• **Estratto del testo**:
__________

Giovanni Pascoli, o del Mistero svelato, di Giovanni Fighera

- Scritto da Redazione de Gliscritti: 26 /06 /2013 - 08:41 am | Permalink | Homepage
- Tag usati: ,
- Segnala questo articolo:
These icons link to social bookmarking sites where readers can share and discover new web pages.
  • email
  • Facebook
  • Google
  • Twitter

Riprendiamo dal sito della rivista Tempi un testo di Giovanni Fighera pubblicato il 4/6/2013. L’articolo appartiene alla serie Maturità 2013 proposto agli studenti in vista dell’Esame di Stato. Dal testo sono stati omessi i riferimenti diretti alla preparazione dell’Esame stesso. Restiamo a disposizione per l’immediata rimozione se la sua presenza sul nostro sito non fosse gradita a qualcuno degli aventi diritto. I neretti sono nostri ed hanno l’unico scopo di facilitare la lettura on-line. Per ulteriori approfondimenti, vedi la sezione Letteratura.

Il Centro culturale Gli scritti (26/6/2013)

La vita

«Io sento che a lei [a mia madre] devo la mia abitudine contemplativa, cioè, qual ch’essa sia, la mia attitudine poetica. Non posso dimenticare certe sue silenziose meditazioni in qualche serata, dopo un lungo giorno di faccende, avanti i prati della Torre. Ella stava seduta sul greppio: io appoggiava la testa sulle sue ginocchia. E così stavamo a sentir cantare i grilli e a veder soffiare i lampi di caldo all’orizzonte». Così scrive Giovanni Pascoli nella «Prefazione» ai Canti di Castelvecchio, raccolta dedicata alla madre Caterina Allocatelli Vincenzi, scomparsa nel 1868, quando Giovanni ha solo tredici anni.

L’anno prima, nel 1867, a soli dodici anni, Giovanni ha già perso il padre in una circostanza tragica (ucciso mentre ritorna a casa). La morte della madre, a detta del poeta, sarebbe dovuta al dolore insopportabile a seguito della scomparsa del marito. Segni indelebili di questi dolori e della nostalgia dei suoi cari compariranno in tutta la produzione pascoliana, in particolar modo in Myricae e nei Primi e nuovi poemetti.

Insegnante di Liceo e professore universitario, Pascoli cercherà di ricostituire il nido familiare nella casa di Castelvecchio di Barga assieme alle sorelle Ida e Maria: illusione che, presto, si rileverà vana. Allievo del Carducci all’università di Bologna, se ne discosterà sempre per toni e ispirazione fino a quando nel 1905 non subentrerà come titolare della cattedra di Letteratura italiana dell’Università di Bologna sostituendo quel maestro che aveva ricoperto la cattedra per quarant’anni.

__________

• **Elenco dei compiti**:
A. Quali opere di Pascoli vengono nominate nel testo su Giovanni Pascoli?
B. Ricopia dal testo su Giovanni Pascoli il passo da "Riprendiamo dal sito" a "la sezione Letteratura.".
Le righe che seguono costituiscono materiale a sé, distinto dal testo.

• **Sezione dei dati**:
__________

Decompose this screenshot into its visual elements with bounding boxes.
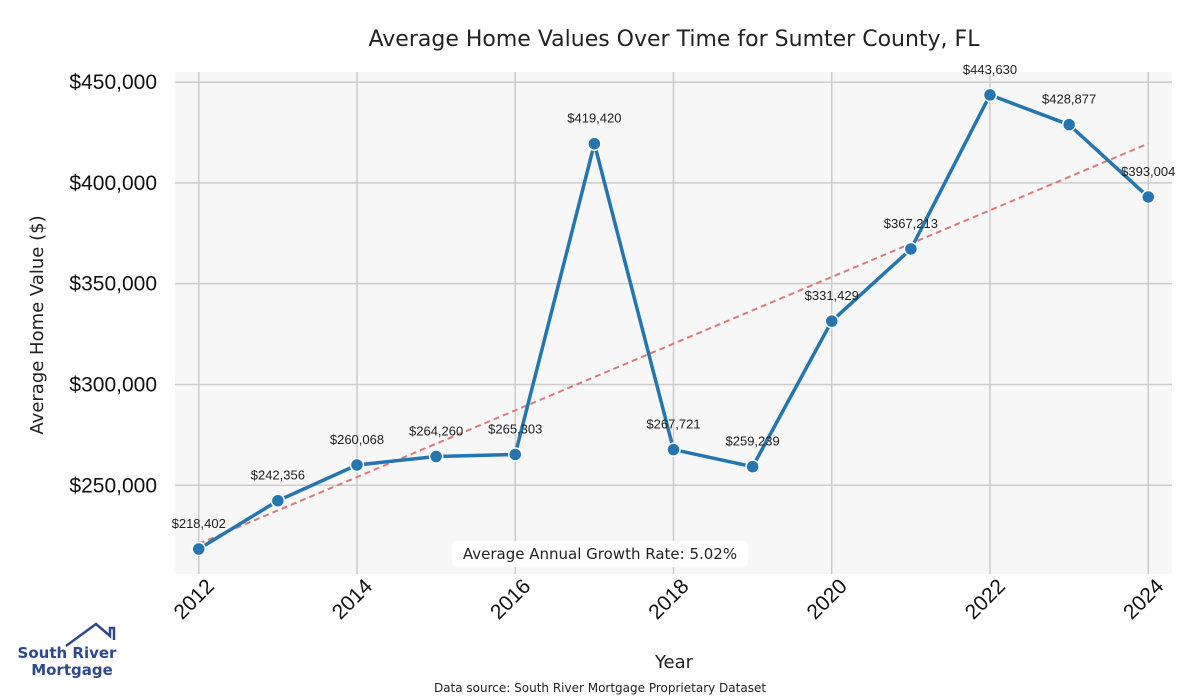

__________

• **Risultati per compito**:
A. Canti di Castelvecchio, Myricae, Primi e nuovi poemetti

B.
Riprendiamo dal sito della rivista Tempi un testo di Giovanni Fighera pubblicato il 4/6/2013. L’articolo appartiene alla serie Maturità 2013 proposto agli studenti in vista dell’Esame di Stato. Dal testo sono stati omessi i riferimenti diretti alla preparazione dell’Esame stesso. Restiamo a disposizione per l’immediata rimozione se la sua presenza sul nostro sito non fosse gradita a qualcuno degli aventi diritto. I neretti sono nostri ed hanno l’unico scopo di facilitare la lettura on-line. Per ulteriori approfondimenti, vedi la sezione Letteratura.